_Dataset rows about figures_.
....

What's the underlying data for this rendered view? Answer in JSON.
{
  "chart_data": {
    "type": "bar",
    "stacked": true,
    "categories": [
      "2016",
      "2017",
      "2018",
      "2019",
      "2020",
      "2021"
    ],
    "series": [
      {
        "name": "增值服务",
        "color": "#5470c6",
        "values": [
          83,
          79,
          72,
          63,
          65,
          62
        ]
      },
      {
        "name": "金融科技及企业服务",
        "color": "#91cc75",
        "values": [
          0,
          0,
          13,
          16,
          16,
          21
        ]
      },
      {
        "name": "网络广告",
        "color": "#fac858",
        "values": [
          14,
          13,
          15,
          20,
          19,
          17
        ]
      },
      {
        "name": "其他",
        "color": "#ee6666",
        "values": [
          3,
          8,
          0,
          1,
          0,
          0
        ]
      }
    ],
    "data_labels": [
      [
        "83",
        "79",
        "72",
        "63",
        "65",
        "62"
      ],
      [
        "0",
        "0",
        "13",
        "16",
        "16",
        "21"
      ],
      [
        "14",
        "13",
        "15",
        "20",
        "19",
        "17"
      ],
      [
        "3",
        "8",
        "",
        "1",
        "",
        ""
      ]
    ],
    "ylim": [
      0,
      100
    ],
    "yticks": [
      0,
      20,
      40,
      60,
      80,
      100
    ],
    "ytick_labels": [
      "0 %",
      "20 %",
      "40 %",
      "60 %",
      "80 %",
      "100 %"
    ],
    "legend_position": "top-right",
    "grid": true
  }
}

....

_Exercise directions_. Write out the material from the first line to the last, exactly.

_Response_.
What's the underlying data for this rendered view? Answer in JSON.
{
  "chart_data": {
    "type": "bar",
    "stacked": true,
    "categories": [
      "2016",
      "2017",
      "2018",
      "2019",
      "2020",
      "2021"
    ],
    "series": [
      {
        "name": "增值服务",
        "color": "#5470c6",
        "values": [
          83,
          79,
          72,
          63,
          65,
          62
        ]
      },
      {
        "name": "金融科技及企业服务",
        "color": "#91cc75",
        "values": [
          0,
          0,
          13,
          16,
          16,
          21
        ]
      },
      {
        "name": "网络广告",
        "color": "#fac858",
        "values": [
          14,
          13,
          15,
          20,
          19,
          17
        ]
      },
      {
        "name": "其他",
        "color": "#ee6666",
        "values": [
          3,
          8,
          0,
          1,
          0,
          0
        ]
      }
    ],
    "data_labels": [
      [
        "83",
        "79",
        "72",
        "63",
        "65",
        "62"
      ],
      [
        "0",
        "0",
        "13",
        "16",
        "16",
        "21"
      ],
      [
        "14",
        "13",
        "15",
        "20",
        "19",
        "17"
      ],
      [
        "3",
        "8",
        "",
        "1",
        "",
        ""
      ]
    ],
    "ylim": [
      0,
      100
    ],
    "yticks": [
      0,
      20,
      40,
      60,
      80,
      100
    ],
    "ytick_labels": [
      "0 %",
      "20 %",
      "40 %",
      "60 %",
      "80 %",
      "100 %"
    ],
    "legend_position": "top-right",
    "grid": true
  }
}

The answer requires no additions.